### Your task
Only lines with the string "主要实验现象" matter here; gather them from the material below.

Recorded data:

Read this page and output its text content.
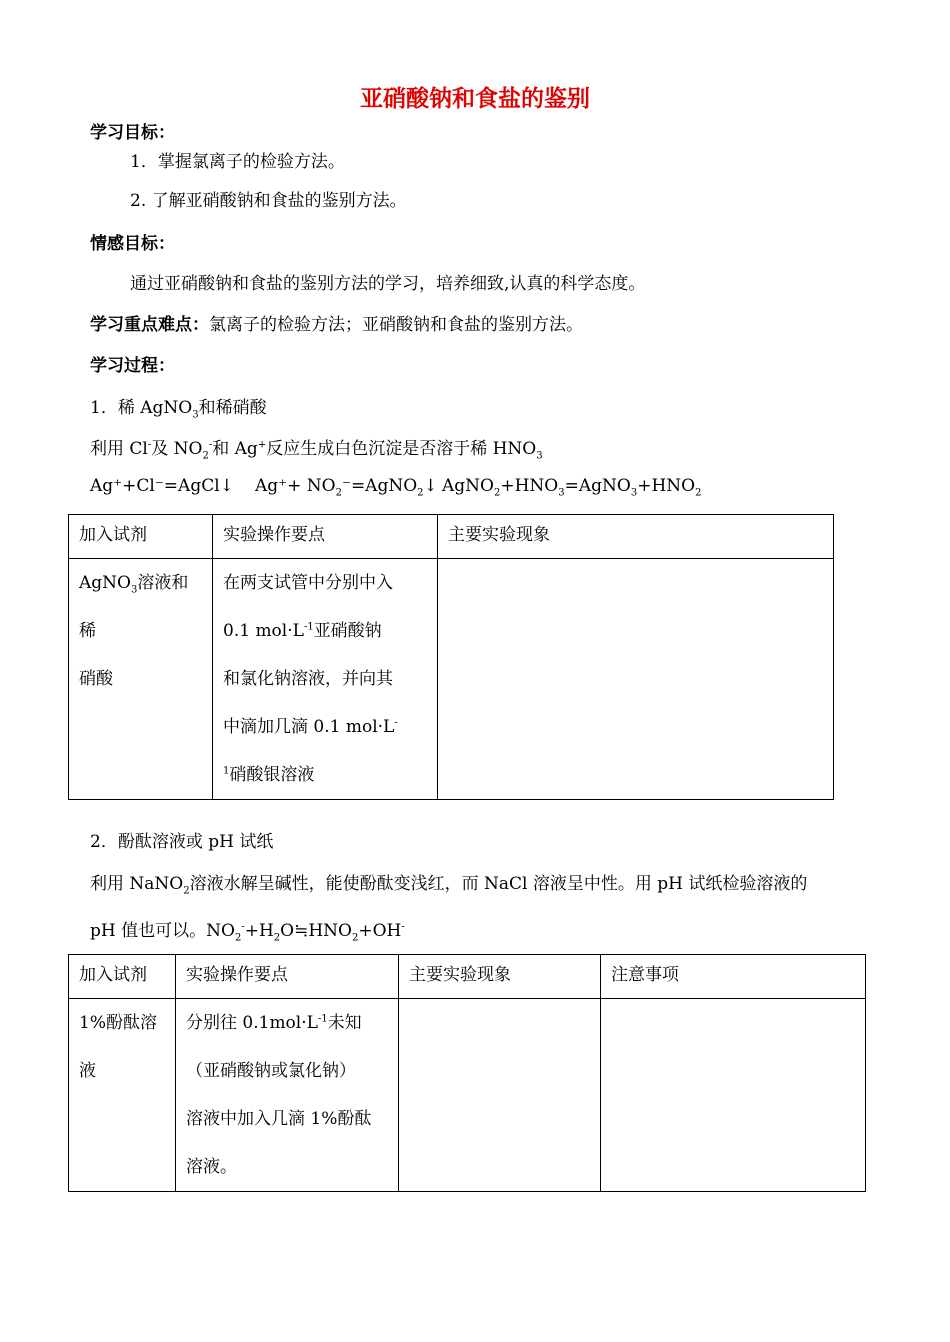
亚硝酸钠和食盐的鉴别
学习目标：
1．掌握氯离子的检验方法。
2. 了解亚硝酸钠和食盐的鉴别方法。
情感目标：
通过亚硝酸钠和食盐的鉴别方法的学习，培养细致,认真的科学态度。
学习重点难点：氯离子的检验方法；亚硝酸钠和食盐的鉴别方法。
学习过程：
1．稀 AgNO$_3$和稀硝酸
利用 Cl-及 $NO_2^-$和 Ag+反应生成白色沉淀是否溶于稀 $HNO_3$
Ag⁺+Cl⁻=AgCl↓ $Ag^++ NO_2^-=AgNO_2↓$ $AgNO_2+HNO_3=AgNO_3+HNO_2$
加入试剂	实验操作要点	主要实验现象

AgNO$_3$溶液和稀
硝酸	在两支试管中分别中入
0.1 $mol\cdot L^{-1}$亚硝酸钠
和氯化钠溶液，并向其
中滴加几滴 0.1 mol·L-
$^1$硝酸银溶液	

2．酚酞溶液或 pH 试纸
利用 NaNO$_2$溶液水解呈碱性，能使酚酞变浅红，而 NaCl 溶液呈中性。用 pH 试纸检验溶液的
pH 值也可以。$NO_2^-+H_2O≒HNO_2+OH^-$
加入试剂	实验操作要点	主要实验现象	注意事项

1%酚酞溶
液	分别往 $0.1mol\cdot L^{-1}$未知
（亚硝酸钠或氯化钠）
溶液中加入几滴 1%酚酞
溶液。		
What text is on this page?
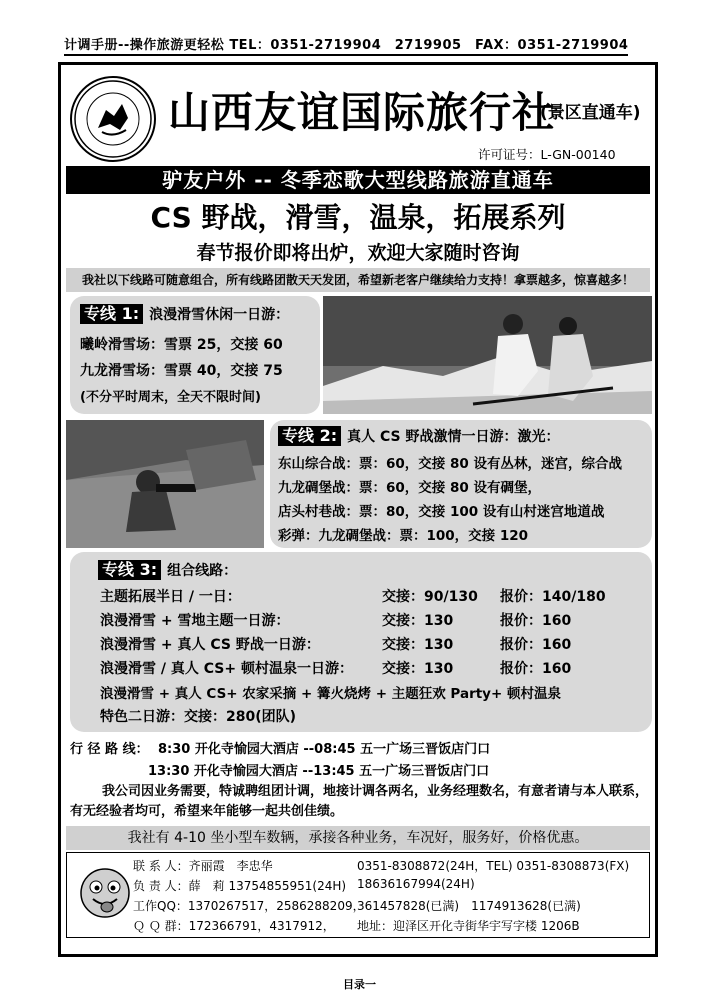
计调手册--操作旅游更轻松 TEL：0351-2719904　2719905　FAX：0351-2719904
山西友谊国际旅行社
(景区直通车)
许可证号：L-GN-00140
驴友户外 -- 冬季恋歌大型线路旅游直通车
CS 野战，滑雪，温泉，拓展系列
春节报价即将出炉，欢迎大家随时咨询
我社以下线路可随意组合，所有线路团散天天发团，希望新老客户继续给力支持！拿票越多，惊喜越多！
专线 1: 浪漫滑雪休闲一日游：
曦岭滑雪场：雪票 25，交接 60
九龙滑雪场：雪票 40，交接 75
(不分平时周末，全天不限时间)
专线 2: 真人 CS 野战激情一日游：激光：
东山综合战：票：60，交接 80 设有丛林，迷宫，综合战
九龙碉堡战：票：60，交接 80 设有碉堡，
店头村巷战：票：80，交接 100 设有山村迷宫地道战
彩弹：九龙碉堡战：票：100，交接 120
专线 3: 组合线路：
主题拓展半日 / 一日：	交接：90/130 报价：140/180
浪漫滑雪 + 雪地主题一日游：	交接：130	报价：160
浪漫滑雪 + 真人 CS 野战一日游：	交接：130	报价：160
浪漫滑雪 / 真人 CS+ 顿村温泉一日游： 交接：130	报价：160
浪漫滑雪 + 真人 CS+ 农家采摘 + 篝火烧烤 + 主题狂欢 Party+ 顿村温泉
特色二日游：交接：280(团队)
行 径 路 线： 8:30 开化寺愉园大酒店 --08:45 五一广场三晋饭店门口
13:30 开化寺愉园大酒店 --13:45 五一广场三晋饭店门口
我公司因业务需要，特诚聘组团计调，地接计调各两名，业务经理数名，有意者请与本人联系，有无经验者均可，希望来年能够一起共创佳绩。
我社有 4-10 坐小型车数辆，承接各种业务，车况好，服务好，价格优惠。
联 系 人：齐丽霞　李忠华	0351-8308872(24H，TEL) 0351-8308873(FX)
负 责 人：薛　莉 13754855951(24H) 18636167994(24H)
工作QQ：1370267517，2586288209，
361457828(已满)　1174913628(已满)
Ｑ Ｑ 群：172366791，4317912， 地址：迎泽区开化寺街华宇写字楼 1206B
目录一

### Exercise output
加入试剂	实验操作要点	主要实验现象
加入试剂	实验操作要点	主要实验现象	注意事项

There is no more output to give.